■ Stated problem ■
The records below are to be copied word for word, with every picture left out.

■ Extracted records ■
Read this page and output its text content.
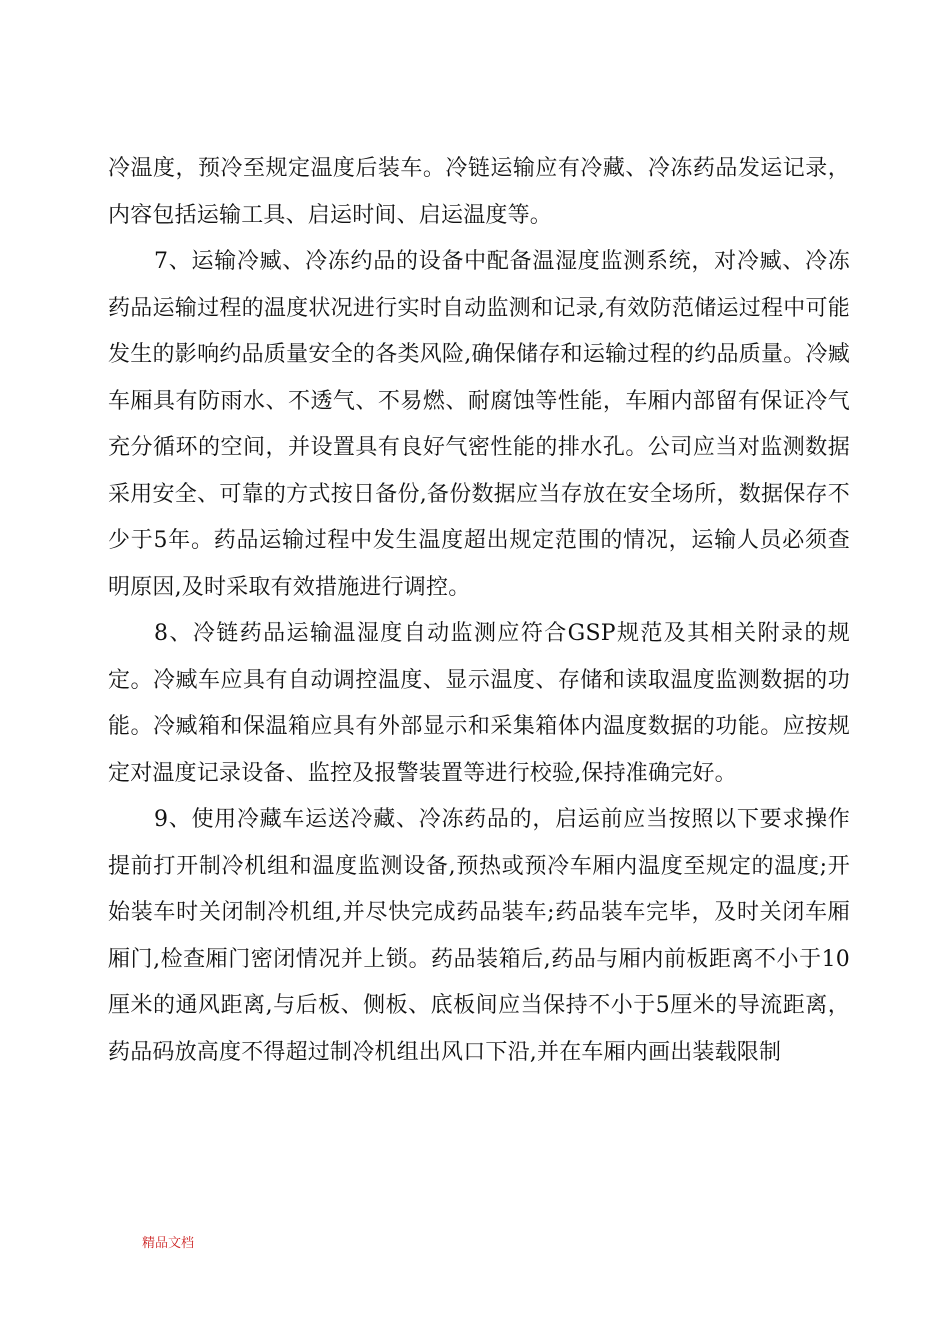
冷温度，预冷至规定温度后装车。冷链运输应有冷藏、冷冻药品发运记录，内容包括运输工具、启运时间、启运温度等。

7、运输冷臧、冷冻约品的设备中配备温湿度监测系统，对冷臧、冷冻药品运输过程的温度状况进行实时自动监测和记录,有效防范储运过程中可能发生的影响约品质量安全的各类风险,确保储存和运输过程的约品质量。冷臧车厢具有防雨水、不透气、不易燃、耐腐蚀等性能，车厢内部留有保证冷气充分循环的空间，并设置具有良好气密性能的排水孔。公司应当对监测数据采用安全、可靠的方式按日备份,备份数据应当存放在安全场所，数据保存不少于5年。药品运输过程中发生温度超出规定范围的情况，运输人员必须查明原因,及时采取有效措施进行调控。

8、冷链药品运输温湿度自动监测应符合GSP规范及其相关附录的规定。冷臧车应具有自动调控温度、显示温度、存储和读取温度监测数据的功能。冷臧箱和保温箱应具有外部显示和采集箱体内温度数据的功能。应按规定对温度记录设备、监控及报警装置等进行校验,保持准确完好。

9、使用冷藏车运送冷藏、冷冻药品的，启运前应当按照以下要求操作提前打开制冷机组和温度监测设备,预热或预冷车厢内温度至规定的温度;开始装车时关闭制冷机组,并尽快完成药品装车;药品装车完毕，及时关闭车厢厢门,检查厢门密闭情况并上锁。药品装箱后,药品与厢内前板距离不小于10厘米的通风距离,与后板、侧板、底板间应当保持不小于5厘米的导流距离，药品码放高度不得超过制冷机组出风口下沿,并在车厢内画出装载限制

精品文档
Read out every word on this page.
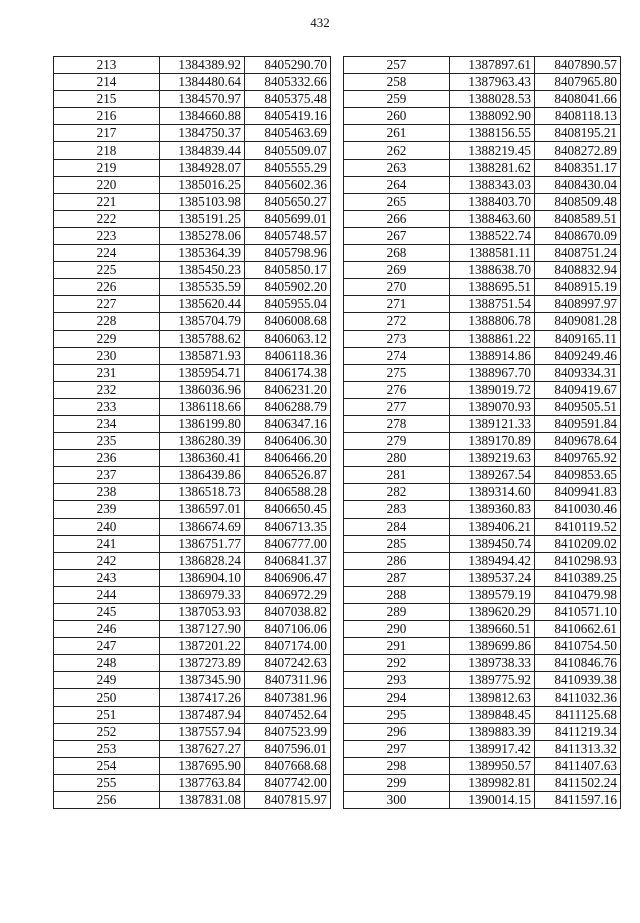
432
213	1384389.92	8405290.70
214	1384480.64	8405332.66
215	1384570.97	8405375.48
216	1384660.88	8405419.16
217	1384750.37	8405463.69
218	1384839.44	8405509.07
219	1384928.07	8405555.29
220	1385016.25	8405602.36
221	1385103.98	8405650.27
222	1385191.25	8405699.01
223	1385278.06	8405748.57
224	1385364.39	8405798.96
225	1385450.23	8405850.17
226	1385535.59	8405902.20
227	1385620.44	8405955.04
228	1385704.79	8406008.68
229	1385788.62	8406063.12
230	1385871.93	8406118.36
231	1385954.71	8406174.38
232	1386036.96	8406231.20
233	1386118.66	8406288.79
234	1386199.80	8406347.16
235	1386280.39	8406406.30
236	1386360.41	8406466.20
237	1386439.86	8406526.87
238	1386518.73	8406588.28
239	1386597.01	8406650.45
240	1386674.69	8406713.35
241	1386751.77	8406777.00
242	1386828.24	8406841.37
243	1386904.10	8406906.47
244	1386979.33	8406972.29
245	1387053.93	8407038.82
246	1387127.90	8407106.06
247	1387201.22	8407174.00
248	1387273.89	8407242.63
249	1387345.90	8407311.96
250	1387417.26	8407381.96
251	1387487.94	8407452.64
252	1387557.94	8407523.99
253	1387627.27	8407596.01
254	1387695.90	8407668.68
255	1387763.84	8407742.00
256	1387831.08	8407815.97
257	1387897.61	8407890.57
258	1387963.43	8407965.80
259	1388028.53	8408041.66
260	1388092.90	8408118.13
261	1388156.55	8408195.21
262	1388219.45	8408272.89
263	1388281.62	8408351.17
264	1388343.03	8408430.04
265	1388403.70	8408509.48
266	1388463.60	8408589.51
267	1388522.74	8408670.09
268	1388581.11	8408751.24
269	1388638.70	8408832.94
270	1388695.51	8408915.19
271	1388751.54	8408997.97
272	1388806.78	8409081.28
273	1388861.22	8409165.11
274	1388914.86	8409249.46
275	1388967.70	8409334.31
276	1389019.72	8409419.67
277	1389070.93	8409505.51
278	1389121.33	8409591.84
279	1389170.89	8409678.64
280	1389219.63	8409765.92
281	1389267.54	8409853.65
282	1389314.60	8409941.83
283	1389360.83	8410030.46
284	1389406.21	8410119.52
285	1389450.74	8410209.02
286	1389494.42	8410298.93
287	1389537.24	8410389.25
288	1389579.19	8410479.98
289	1389620.29	8410571.10
290	1389660.51	8410662.61
291	1389699.86	8410754.50
292	1389738.33	8410846.76
293	1389775.92	8410939.38
294	1389812.63	8411032.36
295	1389848.45	8411125.68
296	1389883.39	8411219.34
297	1389917.42	8411313.32
298	1389950.57	8411407.63
299	1389982.81	8411502.24
300	1390014.15	8411597.16
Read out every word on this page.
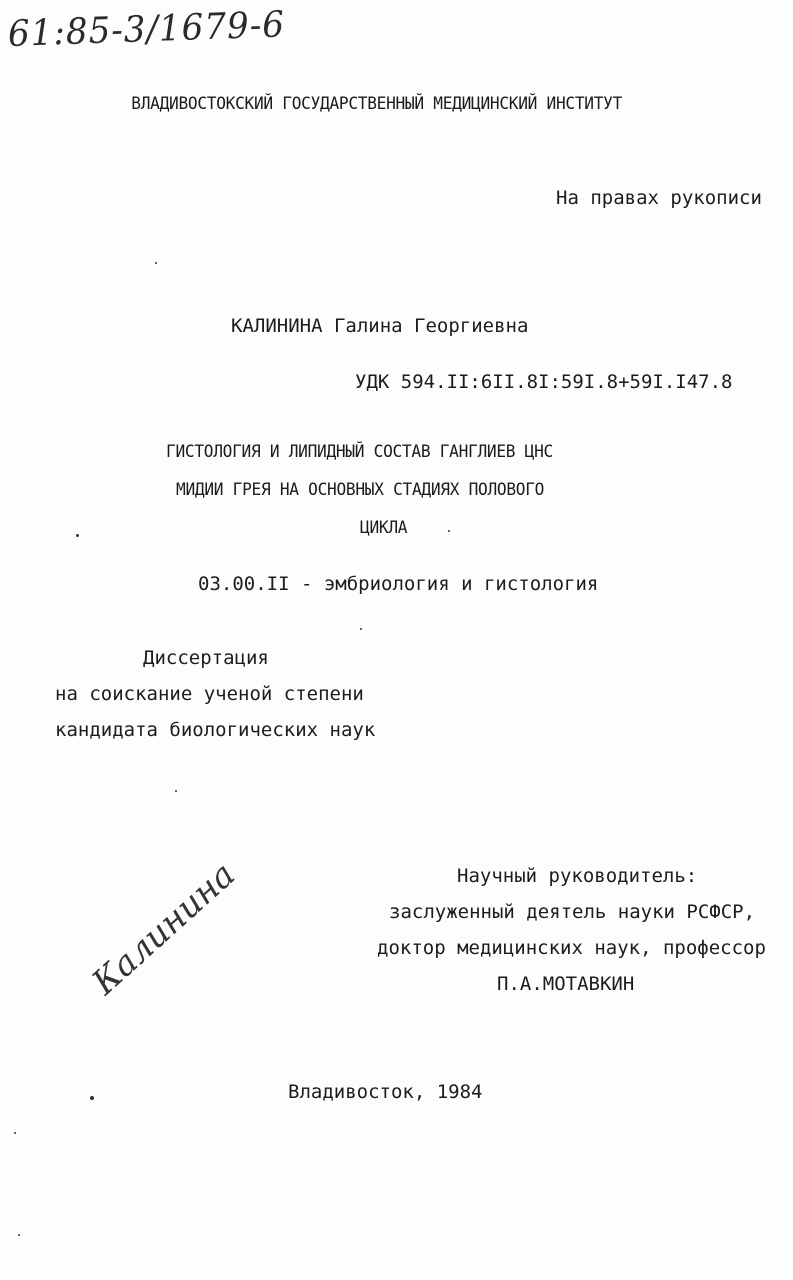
61:85-3/1679-6
ВЛАДИВОСТОКСКИЙ ГОСУДАРСТВЕННЫЙ МЕДИЦИНСКИЙ ИНСТИТУТ
На правах рукописи
КАЛИНИНА Галина Георгиевна
УДК 594.II:6II.8I:59I.8+59I.I47.8
ГИСТОЛОГИЯ И ЛИПИДНЫЙ СОСТАВ ГАНГЛИЕВ ЦНС
МИДИИ ГРЕЯ НА ОСНОВНЫХ СТАДИЯХ ПОЛОВОГО
ЦИКЛА
03.00.II - эмбриология и гистология
Диссертация
на соискание ученой степени
кандидата биологических наук
Научный руководитель:
заслуженный деятель науки РСФСР,
доктор медицинских наук, профессор
П.А.МОТАВКИН
Калинина
Владивосток, 1984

■ Finished answer ■
Read this page and output its text content.
冷温度，预冷至规定温度后装车。冷链运输应有冷藏、冷冻药品发运记录，内容包括运输工具、启运时间、启运温度等。

7、运输冷臧、冷冻约品的设备中配备温湿度监测系统，对冷臧、冷冻药品运输过程的温度状况进行实时自动监测和记录,有效防范储运过程中可能发生的影响约品质量安全的各类风险,确保储存和运输过程的约品质量。冷臧车厢具有防雨水、不透气、不易燃、耐腐蚀等性能，车厢内部留有保证冷气充分循环的空间，并设置具有良好气密性能的排水孔。公司应当对监测数据采用安全、可靠的方式按日备份,备份数据应当存放在安全场所，数据保存不少于5年。药品运输过程中发生温度超出规定范围的情况，运输人员必须查明原因,及时采取有效措施进行调控。

8、冷链药品运输温湿度自动监测应符合GSP规范及其相关附录的规定。冷臧车应具有自动调控温度、显示温度、存储和读取温度监测数据的功能。冷臧箱和保温箱应具有外部显示和采集箱体内温度数据的功能。应按规定对温度记录设备、监控及报警装置等进行校验,保持准确完好。

9、使用冷藏车运送冷藏、冷冻药品的，启运前应当按照以下要求操作提前打开制冷机组和温度监测设备,预热或预冷车厢内温度至规定的温度;开始装车时关闭制冷机组,并尽快完成药品装车;药品装车完毕，及时关闭车厢厢门,检查厢门密闭情况并上锁。药品装箱后,药品与厢内前板距离不小于10厘米的通风距离,与后板、侧板、底板间应当保持不小于5厘米的导流距离，药品码放高度不得超过制冷机组出风口下沿,并在车厢内画出装载限制

精品文档
Read out every word on this page.
432
213	1384389.92	8405290.70
214	1384480.64	8405332.66
215	1384570.97	8405375.48
216	1384660.88	8405419.16
217	1384750.37	8405463.69
218	1384839.44	8405509.07
219	1384928.07	8405555.29
220	1385016.25	8405602.36
221	1385103.98	8405650.27
222	1385191.25	8405699.01
223	1385278.06	8405748.57
224	1385364.39	8405798.96
225	1385450.23	8405850.17
226	1385535.59	8405902.20
227	1385620.44	8405955.04
228	1385704.79	8406008.68
229	1385788.62	8406063.12
230	1385871.93	8406118.36
231	1385954.71	8406174.38
232	1386036.96	8406231.20
233	1386118.66	8406288.79
234	1386199.80	8406347.16
235	1386280.39	8406406.30
236	1386360.41	8406466.20
237	1386439.86	8406526.87
238	1386518.73	8406588.28
239	1386597.01	8406650.45
240	1386674.69	8406713.35
241	1386751.77	8406777.00
242	1386828.24	8406841.37
243	1386904.10	8406906.47
244	1386979.33	8406972.29
245	1387053.93	8407038.82
246	1387127.90	8407106.06
247	1387201.22	8407174.00
248	1387273.89	8407242.63
249	1387345.90	8407311.96
250	1387417.26	8407381.96
251	1387487.94	8407452.64
252	1387557.94	8407523.99
253	1387627.27	8407596.01
254	1387695.90	8407668.68
255	1387763.84	8407742.00
256	1387831.08	8407815.97
257	1387897.61	8407890.57
258	1387963.43	8407965.80
259	1388028.53	8408041.66
260	1388092.90	8408118.13
261	1388156.55	8408195.21
262	1388219.45	8408272.89
263	1388281.62	8408351.17
264	1388343.03	8408430.04
265	1388403.70	8408509.48
266	1388463.60	8408589.51
267	1388522.74	8408670.09
268	1388581.11	8408751.24
269	1388638.70	8408832.94
270	1388695.51	8408915.19
271	1388751.54	8408997.97
272	1388806.78	8409081.28
273	1388861.22	8409165.11
274	1388914.86	8409249.46
275	1388967.70	8409334.31
276	1389019.72	8409419.67
277	1389070.93	8409505.51
278	1389121.33	8409591.84
279	1389170.89	8409678.64
280	1389219.63	8409765.92
281	1389267.54	8409853.65
282	1389314.60	8409941.83
283	1389360.83	8410030.46
284	1389406.21	8410119.52
285	1389450.74	8410209.02
286	1389494.42	8410298.93
287	1389537.24	8410389.25
288	1389579.19	8410479.98
289	1389620.29	8410571.10
290	1389660.51	8410662.61
291	1389699.86	8410754.50
292	1389738.33	8410846.76
293	1389775.92	8410939.38
294	1389812.63	8411032.36
295	1389848.45	8411125.68
296	1389883.39	8411219.34
297	1389917.42	8411313.32
298	1389950.57	8411407.63
299	1389982.81	8411502.24
300	1390014.15	8411597.16
Read out every word on this page.
61:85-3/1679-6
ВЛАДИВОСТОКСКИЙ ГОСУДАРСТВЕННЫЙ МЕДИЦИНСКИЙ ИНСТИТУТ
На правах рукописи
КАЛИНИНА Галина Георгиевна
УДК 594.II:6II.8I:59I.8+59I.I47.8
ГИСТОЛОГИЯ И ЛИПИДНЫЙ СОСТАВ ГАНГЛИЕВ ЦНС
МИДИИ ГРЕЯ НА ОСНОВНЫХ СТАДИЯХ ПОЛОВОГО
ЦИКЛА
03.00.II - эмбриология и гистология
Диссертация
на соискание ученой степени
кандидата биологических наук
Научный руководитель:
заслуженный деятель науки РСФСР,
доктор медицинских наук, профессор
П.А.МОТАВКИН
Калинина
Владивосток, 1984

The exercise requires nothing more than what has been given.